[GIVEN REQUEST]: From the entries below, report how many lines contain the string "Civil". Give only that number.

[DATA ROWS]:
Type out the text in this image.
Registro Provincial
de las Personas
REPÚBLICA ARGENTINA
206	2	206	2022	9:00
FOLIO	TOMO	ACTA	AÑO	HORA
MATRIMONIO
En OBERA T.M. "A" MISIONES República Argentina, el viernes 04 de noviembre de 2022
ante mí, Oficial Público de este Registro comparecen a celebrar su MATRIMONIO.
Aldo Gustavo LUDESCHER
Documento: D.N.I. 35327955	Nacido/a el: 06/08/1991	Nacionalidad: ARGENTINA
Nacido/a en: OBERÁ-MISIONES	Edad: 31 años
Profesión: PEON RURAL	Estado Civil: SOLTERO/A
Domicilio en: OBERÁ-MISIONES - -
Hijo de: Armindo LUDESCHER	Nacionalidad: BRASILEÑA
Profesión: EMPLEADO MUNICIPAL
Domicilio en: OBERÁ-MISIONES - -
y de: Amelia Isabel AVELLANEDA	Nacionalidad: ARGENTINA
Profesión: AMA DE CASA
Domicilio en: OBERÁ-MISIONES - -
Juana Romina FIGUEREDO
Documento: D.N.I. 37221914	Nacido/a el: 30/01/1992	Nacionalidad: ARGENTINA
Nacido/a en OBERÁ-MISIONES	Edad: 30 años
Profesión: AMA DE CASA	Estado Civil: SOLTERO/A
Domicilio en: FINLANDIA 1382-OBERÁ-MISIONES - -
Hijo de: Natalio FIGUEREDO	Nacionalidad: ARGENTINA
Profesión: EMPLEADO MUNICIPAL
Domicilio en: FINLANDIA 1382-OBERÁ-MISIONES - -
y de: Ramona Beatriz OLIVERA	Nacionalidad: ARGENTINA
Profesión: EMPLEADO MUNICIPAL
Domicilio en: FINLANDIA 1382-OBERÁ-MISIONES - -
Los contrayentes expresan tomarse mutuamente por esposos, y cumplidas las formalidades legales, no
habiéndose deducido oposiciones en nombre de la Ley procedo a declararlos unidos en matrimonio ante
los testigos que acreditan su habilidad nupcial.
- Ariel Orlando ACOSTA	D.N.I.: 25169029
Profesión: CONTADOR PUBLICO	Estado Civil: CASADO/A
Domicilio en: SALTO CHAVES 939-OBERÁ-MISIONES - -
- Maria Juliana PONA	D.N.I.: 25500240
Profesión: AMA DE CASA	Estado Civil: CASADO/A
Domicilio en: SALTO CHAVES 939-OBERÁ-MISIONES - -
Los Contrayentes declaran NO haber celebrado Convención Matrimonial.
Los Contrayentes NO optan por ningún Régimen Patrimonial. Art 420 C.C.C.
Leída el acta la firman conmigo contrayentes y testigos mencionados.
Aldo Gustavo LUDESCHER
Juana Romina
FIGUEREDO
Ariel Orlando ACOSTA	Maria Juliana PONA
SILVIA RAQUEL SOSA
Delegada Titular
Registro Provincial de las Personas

[SOLUTION FOR THIS TASK]: 4